§ **What needs to be done**:
The line containing "Convert this screenshot" marks where to begin; quote it and every line after it through the end of the data, exactly as written.

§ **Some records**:
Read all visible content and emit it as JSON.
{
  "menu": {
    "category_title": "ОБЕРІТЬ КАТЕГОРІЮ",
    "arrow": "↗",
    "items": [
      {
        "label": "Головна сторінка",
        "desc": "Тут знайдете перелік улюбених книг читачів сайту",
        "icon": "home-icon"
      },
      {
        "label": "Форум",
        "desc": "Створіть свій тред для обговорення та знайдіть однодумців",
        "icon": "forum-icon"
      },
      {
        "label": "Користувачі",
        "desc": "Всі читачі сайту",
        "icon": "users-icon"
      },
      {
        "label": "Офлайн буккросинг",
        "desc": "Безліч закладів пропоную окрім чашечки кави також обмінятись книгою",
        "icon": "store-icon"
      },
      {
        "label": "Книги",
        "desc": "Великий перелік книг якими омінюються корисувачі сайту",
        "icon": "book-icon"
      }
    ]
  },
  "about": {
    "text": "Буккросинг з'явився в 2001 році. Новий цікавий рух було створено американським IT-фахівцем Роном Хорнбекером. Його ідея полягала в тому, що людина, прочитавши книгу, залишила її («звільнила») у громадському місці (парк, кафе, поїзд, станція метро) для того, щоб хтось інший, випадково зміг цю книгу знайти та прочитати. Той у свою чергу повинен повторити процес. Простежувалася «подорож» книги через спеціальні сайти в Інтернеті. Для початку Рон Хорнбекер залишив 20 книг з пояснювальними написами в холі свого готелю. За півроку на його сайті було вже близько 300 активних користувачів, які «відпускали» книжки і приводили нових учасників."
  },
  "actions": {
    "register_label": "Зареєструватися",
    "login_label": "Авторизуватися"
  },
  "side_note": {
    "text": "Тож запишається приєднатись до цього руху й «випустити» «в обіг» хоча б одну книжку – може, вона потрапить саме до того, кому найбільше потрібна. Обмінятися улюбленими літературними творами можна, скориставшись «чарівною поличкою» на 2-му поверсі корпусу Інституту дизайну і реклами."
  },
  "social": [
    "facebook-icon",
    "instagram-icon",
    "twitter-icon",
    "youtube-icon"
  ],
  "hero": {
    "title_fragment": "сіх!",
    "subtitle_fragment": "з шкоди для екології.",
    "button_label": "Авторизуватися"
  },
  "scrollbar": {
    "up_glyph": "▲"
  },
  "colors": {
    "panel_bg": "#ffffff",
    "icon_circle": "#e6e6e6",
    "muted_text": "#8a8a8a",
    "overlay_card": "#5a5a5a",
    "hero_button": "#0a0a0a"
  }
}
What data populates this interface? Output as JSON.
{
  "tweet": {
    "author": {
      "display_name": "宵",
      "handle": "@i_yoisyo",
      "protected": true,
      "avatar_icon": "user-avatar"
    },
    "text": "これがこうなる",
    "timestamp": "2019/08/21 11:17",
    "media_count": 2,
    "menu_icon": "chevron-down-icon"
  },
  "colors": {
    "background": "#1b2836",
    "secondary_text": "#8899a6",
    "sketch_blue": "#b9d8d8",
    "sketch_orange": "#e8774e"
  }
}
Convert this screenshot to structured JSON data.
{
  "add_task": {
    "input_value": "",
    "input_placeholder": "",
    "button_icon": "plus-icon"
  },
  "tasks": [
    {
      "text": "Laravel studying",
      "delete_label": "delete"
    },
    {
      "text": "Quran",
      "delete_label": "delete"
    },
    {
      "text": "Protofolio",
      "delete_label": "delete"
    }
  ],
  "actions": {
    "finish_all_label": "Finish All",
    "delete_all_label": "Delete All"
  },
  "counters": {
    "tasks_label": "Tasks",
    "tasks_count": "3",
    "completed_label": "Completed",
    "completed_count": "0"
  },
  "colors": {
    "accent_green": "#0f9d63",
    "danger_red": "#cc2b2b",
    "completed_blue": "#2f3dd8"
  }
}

§ **Written solution**:
Convert this screenshot to structured JSON data.
{
  "add_task": {
    "input_value": "",
    "input_placeholder": "",
    "button_icon": "plus-icon"
  },
  "tasks": [
    {
      "text": "Laravel studying",
      "delete_label": "delete"
    },
    {
      "text": "Quran",
      "delete_label": "delete"
    },
    {
      "text": "Protofolio",
      "delete_label": "delete"
    }
  ],
  "actions": {
    "finish_all_label": "Finish All",
    "delete_all_label": "Delete All"
  },
  "counters": {
    "tasks_label": "Tasks",
    "tasks_count": "3",
    "completed_label": "Completed",
    "completed_count": "0"
  },
  "colors": {
    "accent_green": "#0f9d63",
    "danger_red": "#cc2b2b",
    "completed_blue": "#2f3dd8"
  }
}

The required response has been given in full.